▶ _Exercise description_: Look through the data below and report how many lines include "name". Only the number should be given.

▶ _Material shown_:

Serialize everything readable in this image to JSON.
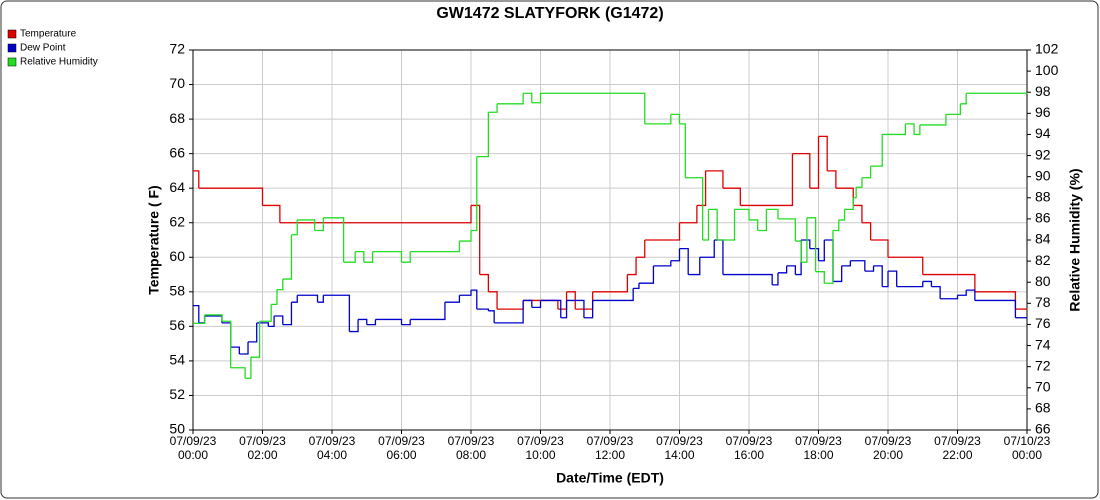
{
  "chart_data": {
    "type": "step-line",
    "title": "GW1472 SLATYFORK (G1472)",
    "xlabel": "Date/Time (EDT)",
    "ylabel": "Temperature ( F)",
    "y2label": "Relative Humidity (%)",
    "xlim": [
      "07/09/23 00:00",
      "07/10/23 00:00"
    ],
    "xticks": [
      "07/09/23 00:00",
      "07/09/23 02:00",
      "07/09/23 04:00",
      "07/09/23 06:00",
      "07/09/23 08:00",
      "07/09/23 10:00",
      "07/09/23 12:00",
      "07/09/23 14:00",
      "07/09/23 16:00",
      "07/09/23 18:00",
      "07/09/23 20:00",
      "07/09/23 22:00",
      "07/10/23 00:00"
    ],
    "ylim": [
      50,
      72
    ],
    "yticks": [
      50,
      52,
      54,
      56,
      58,
      60,
      62,
      64,
      66,
      68,
      70,
      72
    ],
    "y2lim": [
      66,
      102
    ],
    "y2ticks": [
      66,
      68,
      70,
      72,
      74,
      76,
      78,
      80,
      82,
      84,
      86,
      88,
      90,
      92,
      94,
      96,
      98,
      100,
      102
    ],
    "grid": true,
    "legend": "top-left",
    "series": [
      {
        "name": "Temperature",
        "color": "#dd0000",
        "x": [
          "07/09/23 00:00",
          "07/09/23 00:10",
          "07/09/23 02:00",
          "07/09/23 02:30",
          "07/09/23 08:00",
          "07/09/23 08:15",
          "07/09/23 08:30",
          "07/09/23 08:45",
          "07/09/23 09:30",
          "07/09/23 10:30",
          "07/09/23 10:45",
          "07/09/23 11:00",
          "07/09/23 11:30",
          "07/09/23 12:30",
          "07/09/23 12:45",
          "07/09/23 13:00",
          "07/09/23 14:00",
          "07/09/23 14:30",
          "07/09/23 14:45",
          "07/09/23 15:15",
          "07/09/23 15:45",
          "07/09/23 17:15",
          "07/09/23 17:45",
          "07/09/23 18:00",
          "07/09/23 18:15",
          "07/09/23 18:30",
          "07/09/23 19:00",
          "07/09/23 19:15",
          "07/09/23 19:30",
          "07/09/23 20:00",
          "07/09/23 21:00",
          "07/09/23 22:30",
          "07/09/23 23:40",
          "07/10/23 00:00"
        ],
        "values": [
          65,
          64,
          63,
          62,
          63,
          59,
          58,
          57,
          57.5,
          57,
          58,
          57,
          58,
          59,
          60,
          61,
          62,
          63,
          65,
          64,
          63,
          66,
          64,
          67,
          65,
          64,
          63,
          62,
          61,
          60,
          59,
          58,
          57,
          57
        ]
      },
      {
        "name": "Dew Point",
        "color": "#0000cc",
        "x": [
          "07/09/23 00:00",
          "07/09/23 00:10",
          "07/09/23 00:20",
          "07/09/23 00:50",
          "07/09/23 01:05",
          "07/09/23 01:20",
          "07/09/23 01:35",
          "07/09/23 01:50",
          "07/09/23 02:10",
          "07/09/23 02:20",
          "07/09/23 02:35",
          "07/09/23 02:50",
          "07/09/23 03:00",
          "07/09/23 03:35",
          "07/09/23 03:45",
          "07/09/23 04:30",
          "07/09/23 04:45",
          "07/09/23 05:00",
          "07/09/23 05:15",
          "07/09/23 06:00",
          "07/09/23 06:15",
          "07/09/23 07:15",
          "07/09/23 07:40",
          "07/09/23 08:00",
          "07/09/23 08:10",
          "07/09/23 08:30",
          "07/09/23 08:40",
          "07/09/23 09:30",
          "07/09/23 09:45",
          "07/09/23 10:00",
          "07/09/23 10:35",
          "07/09/23 10:45",
          "07/09/23 11:15",
          "07/09/23 11:30",
          "07/09/23 12:30",
          "07/09/23 12:40",
          "07/09/23 12:50",
          "07/09/23 13:15",
          "07/09/23 13:45",
          "07/09/23 14:00",
          "07/09/23 14:15",
          "07/09/23 14:35",
          "07/09/23 15:00",
          "07/09/23 15:15",
          "07/09/23 16:40",
          "07/09/23 16:50",
          "07/09/23 17:05",
          "07/09/23 17:20",
          "07/09/23 17:30",
          "07/09/23 17:45",
          "07/09/23 18:00",
          "07/09/23 18:10",
          "07/09/23 18:25",
          "07/09/23 18:40",
          "07/09/23 18:55",
          "07/09/23 19:20",
          "07/09/23 19:35",
          "07/09/23 19:50",
          "07/09/23 20:00",
          "07/09/23 20:15",
          "07/09/23 21:00",
          "07/09/23 21:15",
          "07/09/23 21:30",
          "07/09/23 22:00",
          "07/09/23 22:15",
          "07/09/23 22:30",
          "07/09/23 23:40",
          "07/10/23 00:00"
        ],
        "values": [
          57.2,
          56.2,
          56.6,
          56.2,
          54.8,
          54.4,
          55.1,
          56.2,
          56.0,
          56.6,
          56.1,
          57.4,
          57.8,
          57.4,
          57.8,
          55.7,
          56.4,
          56.1,
          56.4,
          56.1,
          56.4,
          57.4,
          57.8,
          58.1,
          57.0,
          56.9,
          56.2,
          57.5,
          57.1,
          57.5,
          56.5,
          57.5,
          56.5,
          57.5,
          57.5,
          58.2,
          58.5,
          59.5,
          59.8,
          60.5,
          59.0,
          60.0,
          61.0,
          59.0,
          58.4,
          59.1,
          59.5,
          59.0,
          61.0,
          60.5,
          59.8,
          61.0,
          58.6,
          59.5,
          59.8,
          59.2,
          59.5,
          58.3,
          59.2,
          58.3,
          58.6,
          58.3,
          57.6,
          57.8,
          58.1,
          57.5,
          56.5,
          56.5
        ]
      },
      {
        "name": "Relative Humidity",
        "color": "#22dd22",
        "axis": "y2",
        "x": [
          "07/09/23 00:00",
          "07/09/23 00:20",
          "07/09/23 00:50",
          "07/09/23 01:05",
          "07/09/23 01:30",
          "07/09/23 01:40",
          "07/09/23 01:55",
          "07/09/23 02:15",
          "07/09/23 02:25",
          "07/09/23 02:35",
          "07/09/23 02:50",
          "07/09/23 03:00",
          "07/09/23 03:30",
          "07/09/23 03:45",
          "07/09/23 04:20",
          "07/09/23 04:40",
          "07/09/23 04:55",
          "07/09/23 05:10",
          "07/09/23 06:00",
          "07/09/23 06:15",
          "07/09/23 07:40",
          "07/09/23 08:00",
          "07/09/23 08:10",
          "07/09/23 08:30",
          "07/09/23 08:45",
          "07/09/23 09:30",
          "07/09/23 09:45",
          "07/09/23 10:00",
          "07/09/23 13:00",
          "07/09/23 13:45",
          "07/09/23 14:00",
          "07/09/23 14:10",
          "07/09/23 14:40",
          "07/09/23 14:50",
          "07/09/23 15:05",
          "07/09/23 15:35",
          "07/09/23 16:00",
          "07/09/23 16:15",
          "07/09/23 16:30",
          "07/09/23 16:50",
          "07/09/23 17:20",
          "07/09/23 17:30",
          "07/09/23 17:40",
          "07/09/23 17:55",
          "07/09/23 18:10",
          "07/09/23 18:25",
          "07/09/23 18:35",
          "07/09/23 18:45",
          "07/09/23 19:00",
          "07/09/23 19:05",
          "07/09/23 19:15",
          "07/09/23 19:30",
          "07/09/23 19:50",
          "07/09/23 20:30",
          "07/09/23 20:45",
          "07/09/23 20:55",
          "07/09/23 21:40",
          "07/09/23 22:05",
          "07/09/23 22:15",
          "07/10/23 00:00"
        ],
        "values": [
          76.1,
          76.9,
          76.3,
          71.9,
          70.9,
          72.9,
          76.3,
          77.9,
          79.3,
          80.3,
          84.5,
          85.9,
          84.9,
          86.1,
          81.9,
          82.9,
          81.9,
          82.9,
          81.9,
          82.9,
          83.9,
          84.9,
          91.9,
          96.1,
          96.9,
          97.9,
          97.0,
          97.9,
          95.0,
          95.9,
          95.0,
          89.9,
          84.0,
          86.9,
          84.0,
          86.9,
          85.9,
          84.9,
          86.9,
          86.0,
          83.9,
          81.9,
          86.1,
          81.0,
          79.9,
          84.9,
          85.9,
          86.9,
          88.0,
          89.0,
          89.9,
          91.0,
          94.0,
          95.0,
          94.0,
          94.9,
          95.9,
          96.9,
          97.9,
          97.9
        ]
      }
    ]
  }
}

▶ _Solution_: 3